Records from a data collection

+++

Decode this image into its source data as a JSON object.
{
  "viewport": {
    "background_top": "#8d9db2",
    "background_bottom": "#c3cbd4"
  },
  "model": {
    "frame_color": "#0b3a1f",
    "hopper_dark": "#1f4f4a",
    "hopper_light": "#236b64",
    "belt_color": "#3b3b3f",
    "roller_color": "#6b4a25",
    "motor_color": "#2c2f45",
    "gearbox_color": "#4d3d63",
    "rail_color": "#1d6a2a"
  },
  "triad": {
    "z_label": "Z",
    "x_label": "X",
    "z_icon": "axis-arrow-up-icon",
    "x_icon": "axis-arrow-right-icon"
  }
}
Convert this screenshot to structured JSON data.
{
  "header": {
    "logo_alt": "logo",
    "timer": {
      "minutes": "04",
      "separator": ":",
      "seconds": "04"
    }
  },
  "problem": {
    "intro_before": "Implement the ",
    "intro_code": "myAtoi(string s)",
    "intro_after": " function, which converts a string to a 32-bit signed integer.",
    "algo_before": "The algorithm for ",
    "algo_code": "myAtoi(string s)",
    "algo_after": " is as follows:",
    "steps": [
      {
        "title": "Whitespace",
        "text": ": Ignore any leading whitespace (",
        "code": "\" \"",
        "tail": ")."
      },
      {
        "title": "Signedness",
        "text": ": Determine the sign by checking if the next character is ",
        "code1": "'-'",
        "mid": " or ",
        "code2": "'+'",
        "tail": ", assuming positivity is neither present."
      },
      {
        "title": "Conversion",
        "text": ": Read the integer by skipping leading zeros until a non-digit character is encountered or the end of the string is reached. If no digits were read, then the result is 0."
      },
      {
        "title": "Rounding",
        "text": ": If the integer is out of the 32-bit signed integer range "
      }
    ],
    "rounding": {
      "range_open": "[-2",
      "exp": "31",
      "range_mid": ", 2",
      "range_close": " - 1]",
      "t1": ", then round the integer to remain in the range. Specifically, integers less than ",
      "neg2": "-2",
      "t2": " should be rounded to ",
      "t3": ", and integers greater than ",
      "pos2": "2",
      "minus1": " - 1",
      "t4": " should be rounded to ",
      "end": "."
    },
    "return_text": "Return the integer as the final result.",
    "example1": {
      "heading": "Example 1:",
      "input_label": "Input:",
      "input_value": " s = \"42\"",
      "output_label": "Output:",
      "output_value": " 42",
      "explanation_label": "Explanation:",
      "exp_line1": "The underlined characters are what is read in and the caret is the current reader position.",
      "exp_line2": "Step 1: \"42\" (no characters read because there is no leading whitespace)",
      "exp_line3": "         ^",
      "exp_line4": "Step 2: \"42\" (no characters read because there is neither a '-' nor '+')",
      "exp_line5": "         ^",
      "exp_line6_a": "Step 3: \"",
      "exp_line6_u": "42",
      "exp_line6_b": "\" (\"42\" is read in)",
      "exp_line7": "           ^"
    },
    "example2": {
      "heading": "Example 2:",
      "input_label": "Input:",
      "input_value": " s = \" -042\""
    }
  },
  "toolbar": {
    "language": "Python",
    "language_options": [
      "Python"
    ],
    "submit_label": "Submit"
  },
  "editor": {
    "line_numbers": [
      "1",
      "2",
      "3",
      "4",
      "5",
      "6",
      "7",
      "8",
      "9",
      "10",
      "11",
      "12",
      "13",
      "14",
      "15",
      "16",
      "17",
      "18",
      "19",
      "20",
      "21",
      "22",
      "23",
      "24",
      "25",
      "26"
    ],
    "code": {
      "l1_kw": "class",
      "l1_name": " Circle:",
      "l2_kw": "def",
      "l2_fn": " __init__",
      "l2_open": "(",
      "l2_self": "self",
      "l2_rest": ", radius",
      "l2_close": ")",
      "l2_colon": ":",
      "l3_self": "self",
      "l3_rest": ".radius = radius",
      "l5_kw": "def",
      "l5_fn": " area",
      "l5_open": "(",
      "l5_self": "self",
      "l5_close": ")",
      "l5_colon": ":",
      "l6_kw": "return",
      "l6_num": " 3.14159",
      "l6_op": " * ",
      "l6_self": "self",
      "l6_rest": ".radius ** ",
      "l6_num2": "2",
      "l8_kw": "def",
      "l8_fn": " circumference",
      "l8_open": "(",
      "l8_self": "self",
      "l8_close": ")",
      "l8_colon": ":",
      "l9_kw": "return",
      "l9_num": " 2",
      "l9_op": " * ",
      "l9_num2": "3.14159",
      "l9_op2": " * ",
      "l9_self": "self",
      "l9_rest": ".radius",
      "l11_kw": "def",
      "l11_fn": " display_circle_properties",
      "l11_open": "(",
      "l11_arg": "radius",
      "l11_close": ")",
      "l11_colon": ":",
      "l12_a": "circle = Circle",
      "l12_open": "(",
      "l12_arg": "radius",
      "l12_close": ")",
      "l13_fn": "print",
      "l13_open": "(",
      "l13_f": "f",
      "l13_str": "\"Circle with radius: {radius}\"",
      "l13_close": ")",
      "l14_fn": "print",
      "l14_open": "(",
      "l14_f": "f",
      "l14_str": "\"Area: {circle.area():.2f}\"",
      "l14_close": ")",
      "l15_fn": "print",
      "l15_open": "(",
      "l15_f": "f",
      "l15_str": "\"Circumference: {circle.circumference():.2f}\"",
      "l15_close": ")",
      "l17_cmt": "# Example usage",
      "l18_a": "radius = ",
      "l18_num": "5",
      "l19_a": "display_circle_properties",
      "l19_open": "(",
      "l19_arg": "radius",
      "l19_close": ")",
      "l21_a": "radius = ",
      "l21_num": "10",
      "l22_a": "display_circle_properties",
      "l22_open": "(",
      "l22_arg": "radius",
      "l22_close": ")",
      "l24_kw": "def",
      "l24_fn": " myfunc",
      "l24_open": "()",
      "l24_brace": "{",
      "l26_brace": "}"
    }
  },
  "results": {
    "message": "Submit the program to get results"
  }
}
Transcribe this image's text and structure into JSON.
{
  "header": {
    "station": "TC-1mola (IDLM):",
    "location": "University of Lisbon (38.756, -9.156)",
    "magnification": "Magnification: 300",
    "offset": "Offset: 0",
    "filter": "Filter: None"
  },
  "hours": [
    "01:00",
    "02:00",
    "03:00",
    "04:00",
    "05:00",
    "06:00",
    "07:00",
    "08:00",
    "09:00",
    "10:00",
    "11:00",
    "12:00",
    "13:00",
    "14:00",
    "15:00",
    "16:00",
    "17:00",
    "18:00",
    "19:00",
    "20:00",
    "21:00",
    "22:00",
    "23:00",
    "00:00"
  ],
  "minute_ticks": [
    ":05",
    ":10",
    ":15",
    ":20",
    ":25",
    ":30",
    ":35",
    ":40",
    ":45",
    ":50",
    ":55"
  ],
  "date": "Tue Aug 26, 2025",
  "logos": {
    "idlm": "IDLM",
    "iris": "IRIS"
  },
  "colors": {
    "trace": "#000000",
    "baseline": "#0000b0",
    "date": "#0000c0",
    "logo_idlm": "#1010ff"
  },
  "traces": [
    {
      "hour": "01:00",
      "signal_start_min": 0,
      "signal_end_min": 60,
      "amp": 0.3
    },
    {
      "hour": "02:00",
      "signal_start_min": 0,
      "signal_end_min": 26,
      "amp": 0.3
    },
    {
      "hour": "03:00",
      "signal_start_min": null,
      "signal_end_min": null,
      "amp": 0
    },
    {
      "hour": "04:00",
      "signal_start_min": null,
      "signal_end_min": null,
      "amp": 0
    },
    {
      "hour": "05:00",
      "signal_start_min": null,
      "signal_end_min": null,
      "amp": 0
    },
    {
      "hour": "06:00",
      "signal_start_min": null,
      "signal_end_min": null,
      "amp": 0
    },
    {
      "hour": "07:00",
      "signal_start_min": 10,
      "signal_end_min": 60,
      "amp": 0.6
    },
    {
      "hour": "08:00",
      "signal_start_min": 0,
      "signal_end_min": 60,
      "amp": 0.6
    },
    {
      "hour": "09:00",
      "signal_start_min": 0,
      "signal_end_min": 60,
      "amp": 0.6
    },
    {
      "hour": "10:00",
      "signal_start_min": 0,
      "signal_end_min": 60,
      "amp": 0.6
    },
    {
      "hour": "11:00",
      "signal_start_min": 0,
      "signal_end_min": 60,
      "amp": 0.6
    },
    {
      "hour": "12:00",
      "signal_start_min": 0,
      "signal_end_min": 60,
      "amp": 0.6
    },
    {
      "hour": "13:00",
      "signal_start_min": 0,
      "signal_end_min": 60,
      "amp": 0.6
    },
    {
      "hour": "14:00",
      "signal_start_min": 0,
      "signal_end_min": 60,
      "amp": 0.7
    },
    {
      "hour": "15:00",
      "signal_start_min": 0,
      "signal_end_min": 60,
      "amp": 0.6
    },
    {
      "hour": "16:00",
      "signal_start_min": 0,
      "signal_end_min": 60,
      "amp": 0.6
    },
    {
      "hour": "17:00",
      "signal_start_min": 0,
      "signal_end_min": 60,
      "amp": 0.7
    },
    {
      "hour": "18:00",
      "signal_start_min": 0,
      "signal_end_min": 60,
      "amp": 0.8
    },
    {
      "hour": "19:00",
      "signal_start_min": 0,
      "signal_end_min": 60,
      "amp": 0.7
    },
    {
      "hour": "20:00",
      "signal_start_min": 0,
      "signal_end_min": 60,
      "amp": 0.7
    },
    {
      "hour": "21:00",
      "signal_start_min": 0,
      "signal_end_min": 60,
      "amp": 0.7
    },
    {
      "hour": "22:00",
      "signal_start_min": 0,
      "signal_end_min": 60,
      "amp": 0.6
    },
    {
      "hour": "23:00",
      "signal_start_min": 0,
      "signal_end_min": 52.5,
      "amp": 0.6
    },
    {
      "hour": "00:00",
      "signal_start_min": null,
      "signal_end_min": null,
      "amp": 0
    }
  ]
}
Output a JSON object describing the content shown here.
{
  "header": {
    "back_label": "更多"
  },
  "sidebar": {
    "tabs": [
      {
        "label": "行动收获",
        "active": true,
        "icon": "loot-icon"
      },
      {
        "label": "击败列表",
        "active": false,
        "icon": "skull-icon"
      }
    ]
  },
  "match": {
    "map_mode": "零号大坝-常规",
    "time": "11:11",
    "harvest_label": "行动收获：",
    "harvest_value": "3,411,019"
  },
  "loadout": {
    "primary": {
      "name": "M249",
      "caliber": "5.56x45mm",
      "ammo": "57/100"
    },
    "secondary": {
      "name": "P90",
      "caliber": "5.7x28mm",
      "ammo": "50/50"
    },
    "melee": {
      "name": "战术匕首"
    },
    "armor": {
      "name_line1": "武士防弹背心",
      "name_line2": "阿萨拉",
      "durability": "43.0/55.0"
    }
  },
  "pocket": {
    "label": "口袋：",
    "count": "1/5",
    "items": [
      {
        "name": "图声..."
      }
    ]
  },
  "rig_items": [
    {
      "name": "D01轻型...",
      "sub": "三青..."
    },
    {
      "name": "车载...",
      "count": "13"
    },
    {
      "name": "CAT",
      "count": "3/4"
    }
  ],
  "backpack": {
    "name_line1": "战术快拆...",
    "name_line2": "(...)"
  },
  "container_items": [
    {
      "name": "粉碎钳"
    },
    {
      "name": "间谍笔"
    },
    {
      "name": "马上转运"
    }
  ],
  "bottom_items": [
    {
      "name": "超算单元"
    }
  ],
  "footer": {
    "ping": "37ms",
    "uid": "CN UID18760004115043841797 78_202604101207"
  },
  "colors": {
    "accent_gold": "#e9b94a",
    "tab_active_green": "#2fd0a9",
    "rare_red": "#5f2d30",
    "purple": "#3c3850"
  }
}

+++

Prompt.
Show each line in the entries that holds the string "read".

Finished task.
        "text": ": Read the integer by skipping leading zeros until a non-digit character is encountered or the end of the string is reached. If no digits were read, then the result is 0."
      "exp_line1": "The underlined characters are what is read in and the caret is the current reader position.",
      "exp_line2": "Step 1: \"42\" (no characters read because there is no leading whitespace)",
      "exp_line4": "Step 2: \"42\" (no characters read because there is neither a '-' nor '+')",
      "exp_line6_b": "\" (\"42\" is read in)",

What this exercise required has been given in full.